-- START OF GIVEN DATA --

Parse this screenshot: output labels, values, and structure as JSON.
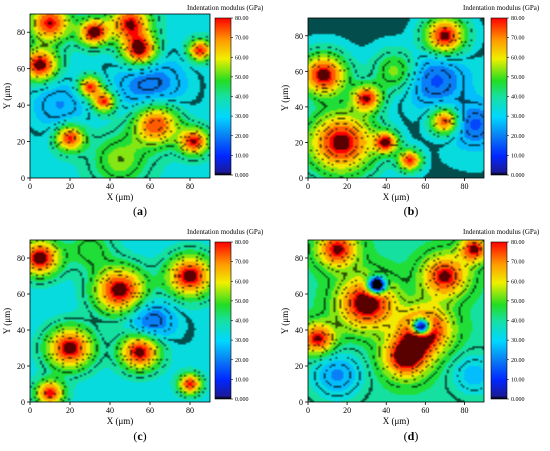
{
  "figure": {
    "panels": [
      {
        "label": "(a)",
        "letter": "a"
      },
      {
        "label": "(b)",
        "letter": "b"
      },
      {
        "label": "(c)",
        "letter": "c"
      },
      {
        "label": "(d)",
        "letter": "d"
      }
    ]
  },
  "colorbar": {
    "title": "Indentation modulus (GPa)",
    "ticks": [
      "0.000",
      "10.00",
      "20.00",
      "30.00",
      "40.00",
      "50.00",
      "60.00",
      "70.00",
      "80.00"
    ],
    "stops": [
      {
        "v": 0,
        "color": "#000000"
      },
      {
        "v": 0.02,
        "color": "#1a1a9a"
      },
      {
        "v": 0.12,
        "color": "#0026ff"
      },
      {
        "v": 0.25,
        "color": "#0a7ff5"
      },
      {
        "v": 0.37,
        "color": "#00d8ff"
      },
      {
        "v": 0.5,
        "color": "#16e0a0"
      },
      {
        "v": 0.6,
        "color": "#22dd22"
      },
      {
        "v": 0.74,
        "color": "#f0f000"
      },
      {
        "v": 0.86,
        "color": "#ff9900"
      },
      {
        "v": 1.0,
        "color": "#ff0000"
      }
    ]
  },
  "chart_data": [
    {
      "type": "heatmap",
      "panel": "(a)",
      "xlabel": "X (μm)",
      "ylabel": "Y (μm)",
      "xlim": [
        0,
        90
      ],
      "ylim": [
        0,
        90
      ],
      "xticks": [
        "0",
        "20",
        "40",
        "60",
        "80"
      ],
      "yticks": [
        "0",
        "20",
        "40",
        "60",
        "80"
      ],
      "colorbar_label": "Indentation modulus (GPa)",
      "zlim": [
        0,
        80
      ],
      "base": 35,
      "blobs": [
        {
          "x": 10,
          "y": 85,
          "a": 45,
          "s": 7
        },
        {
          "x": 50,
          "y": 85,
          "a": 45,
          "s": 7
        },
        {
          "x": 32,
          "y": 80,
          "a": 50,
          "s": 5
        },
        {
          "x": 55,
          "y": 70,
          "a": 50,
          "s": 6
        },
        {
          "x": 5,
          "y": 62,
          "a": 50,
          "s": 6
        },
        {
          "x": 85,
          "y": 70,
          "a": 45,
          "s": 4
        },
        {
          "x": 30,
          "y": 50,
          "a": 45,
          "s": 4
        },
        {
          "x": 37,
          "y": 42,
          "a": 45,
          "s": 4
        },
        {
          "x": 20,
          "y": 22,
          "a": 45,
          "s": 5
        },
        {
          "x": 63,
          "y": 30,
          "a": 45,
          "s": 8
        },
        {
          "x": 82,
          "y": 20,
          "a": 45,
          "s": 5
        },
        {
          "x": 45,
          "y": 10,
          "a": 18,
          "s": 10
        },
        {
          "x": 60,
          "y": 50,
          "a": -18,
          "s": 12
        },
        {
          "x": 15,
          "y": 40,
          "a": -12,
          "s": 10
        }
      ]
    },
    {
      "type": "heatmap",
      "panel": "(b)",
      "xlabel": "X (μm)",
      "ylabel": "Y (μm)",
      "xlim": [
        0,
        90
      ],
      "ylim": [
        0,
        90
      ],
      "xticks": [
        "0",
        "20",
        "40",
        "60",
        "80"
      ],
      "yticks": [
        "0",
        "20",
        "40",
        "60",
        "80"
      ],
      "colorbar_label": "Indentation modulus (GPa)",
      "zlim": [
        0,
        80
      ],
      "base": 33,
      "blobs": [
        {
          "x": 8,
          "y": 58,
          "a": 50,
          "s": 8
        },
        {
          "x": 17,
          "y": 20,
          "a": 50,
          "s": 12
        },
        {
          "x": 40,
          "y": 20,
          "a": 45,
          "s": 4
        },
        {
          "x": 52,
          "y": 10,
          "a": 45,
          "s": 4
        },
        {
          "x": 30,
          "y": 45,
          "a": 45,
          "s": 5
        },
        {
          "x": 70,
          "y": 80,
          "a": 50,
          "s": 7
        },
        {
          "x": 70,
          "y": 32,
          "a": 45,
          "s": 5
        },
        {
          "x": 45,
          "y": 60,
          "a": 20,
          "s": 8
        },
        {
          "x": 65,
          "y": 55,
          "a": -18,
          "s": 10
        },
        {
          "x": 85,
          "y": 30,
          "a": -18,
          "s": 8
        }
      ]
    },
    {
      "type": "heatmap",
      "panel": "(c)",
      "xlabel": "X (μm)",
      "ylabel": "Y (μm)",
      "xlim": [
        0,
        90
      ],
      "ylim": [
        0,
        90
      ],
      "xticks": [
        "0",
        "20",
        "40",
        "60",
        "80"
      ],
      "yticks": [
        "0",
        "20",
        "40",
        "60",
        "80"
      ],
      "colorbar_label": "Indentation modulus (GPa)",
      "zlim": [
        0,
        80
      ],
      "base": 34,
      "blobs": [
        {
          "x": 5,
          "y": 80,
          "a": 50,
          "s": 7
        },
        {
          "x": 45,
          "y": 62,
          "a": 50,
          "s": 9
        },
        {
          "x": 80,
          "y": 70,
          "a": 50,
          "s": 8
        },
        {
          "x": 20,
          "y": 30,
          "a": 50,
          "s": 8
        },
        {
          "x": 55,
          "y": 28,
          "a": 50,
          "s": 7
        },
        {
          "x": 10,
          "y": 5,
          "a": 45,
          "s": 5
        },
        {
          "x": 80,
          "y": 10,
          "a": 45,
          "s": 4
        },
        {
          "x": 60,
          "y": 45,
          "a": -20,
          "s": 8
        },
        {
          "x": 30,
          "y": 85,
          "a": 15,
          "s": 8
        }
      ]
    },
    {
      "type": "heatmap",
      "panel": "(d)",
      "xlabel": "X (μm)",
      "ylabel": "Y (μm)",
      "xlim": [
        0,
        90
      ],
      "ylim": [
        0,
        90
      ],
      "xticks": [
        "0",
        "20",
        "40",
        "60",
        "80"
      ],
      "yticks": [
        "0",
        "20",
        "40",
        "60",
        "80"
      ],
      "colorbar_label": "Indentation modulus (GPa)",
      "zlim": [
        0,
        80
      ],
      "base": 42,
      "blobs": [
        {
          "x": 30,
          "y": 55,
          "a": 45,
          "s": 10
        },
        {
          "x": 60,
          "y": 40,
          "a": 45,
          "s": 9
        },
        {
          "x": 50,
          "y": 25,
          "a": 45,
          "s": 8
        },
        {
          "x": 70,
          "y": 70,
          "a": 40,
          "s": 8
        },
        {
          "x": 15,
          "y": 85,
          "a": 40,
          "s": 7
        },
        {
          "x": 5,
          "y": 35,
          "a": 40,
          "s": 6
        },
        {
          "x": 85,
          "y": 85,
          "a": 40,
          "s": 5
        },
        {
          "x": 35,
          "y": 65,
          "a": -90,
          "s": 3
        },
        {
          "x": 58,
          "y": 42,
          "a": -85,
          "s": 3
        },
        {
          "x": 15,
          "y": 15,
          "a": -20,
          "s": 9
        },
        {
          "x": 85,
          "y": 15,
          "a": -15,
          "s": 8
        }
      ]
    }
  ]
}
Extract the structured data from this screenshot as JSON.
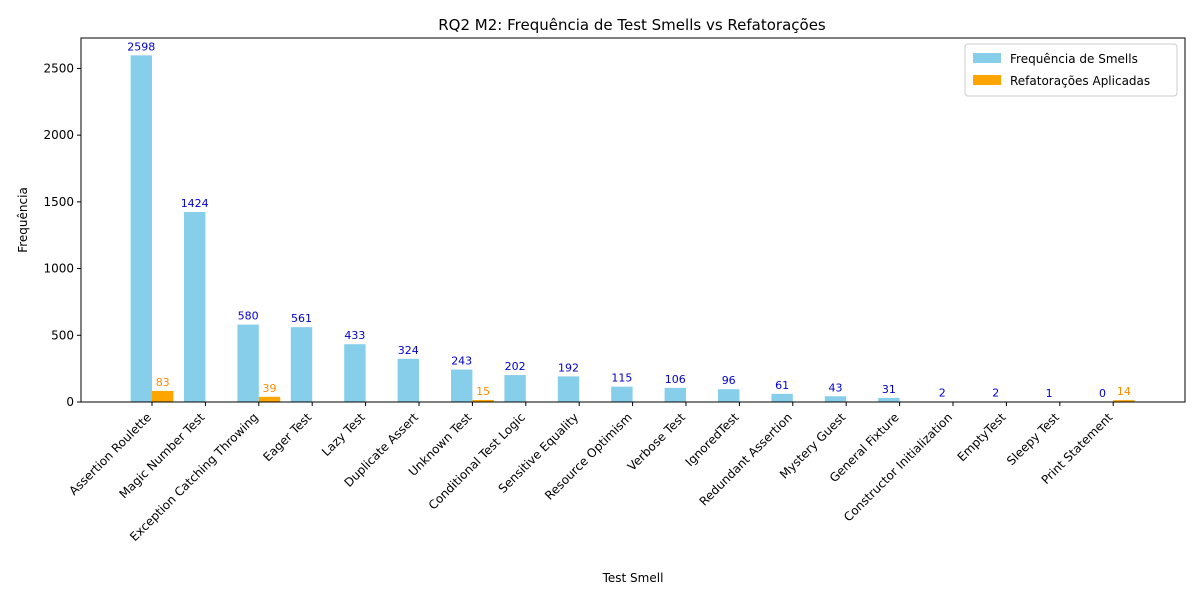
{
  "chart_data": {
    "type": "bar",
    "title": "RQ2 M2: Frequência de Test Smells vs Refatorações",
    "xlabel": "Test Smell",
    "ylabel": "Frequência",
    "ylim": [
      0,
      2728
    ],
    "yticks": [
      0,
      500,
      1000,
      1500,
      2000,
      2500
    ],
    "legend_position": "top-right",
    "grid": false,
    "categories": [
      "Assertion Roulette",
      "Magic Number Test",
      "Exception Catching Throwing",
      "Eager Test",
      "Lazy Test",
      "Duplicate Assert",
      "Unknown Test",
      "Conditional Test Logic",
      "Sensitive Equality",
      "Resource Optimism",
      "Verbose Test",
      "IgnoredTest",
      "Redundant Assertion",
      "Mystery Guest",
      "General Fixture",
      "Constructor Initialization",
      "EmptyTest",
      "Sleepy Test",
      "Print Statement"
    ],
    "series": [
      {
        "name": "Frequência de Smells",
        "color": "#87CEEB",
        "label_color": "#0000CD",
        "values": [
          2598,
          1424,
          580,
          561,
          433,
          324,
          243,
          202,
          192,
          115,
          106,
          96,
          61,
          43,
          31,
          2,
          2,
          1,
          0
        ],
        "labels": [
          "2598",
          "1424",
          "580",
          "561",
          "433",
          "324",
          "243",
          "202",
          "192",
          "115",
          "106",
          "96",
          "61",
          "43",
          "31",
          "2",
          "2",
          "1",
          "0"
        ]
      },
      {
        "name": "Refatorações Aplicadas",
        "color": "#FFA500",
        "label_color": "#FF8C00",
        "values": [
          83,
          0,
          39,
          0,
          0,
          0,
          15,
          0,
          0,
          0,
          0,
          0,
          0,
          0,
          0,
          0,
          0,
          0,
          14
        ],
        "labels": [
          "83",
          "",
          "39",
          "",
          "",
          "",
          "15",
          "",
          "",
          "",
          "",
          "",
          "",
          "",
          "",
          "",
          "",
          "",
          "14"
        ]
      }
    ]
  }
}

-- END OF GIVEN DATA --

INSTRUCTIONS FOR THE TASK ▸ Find the lines with the string "Frequência" and reproduce them.

WRITTEN REPLY ▸
    "title": "RQ2 M2: Frequência de Test Smells vs Refatorações",
    "ylabel": "Frequência",
        "name": "Frequência de Smells",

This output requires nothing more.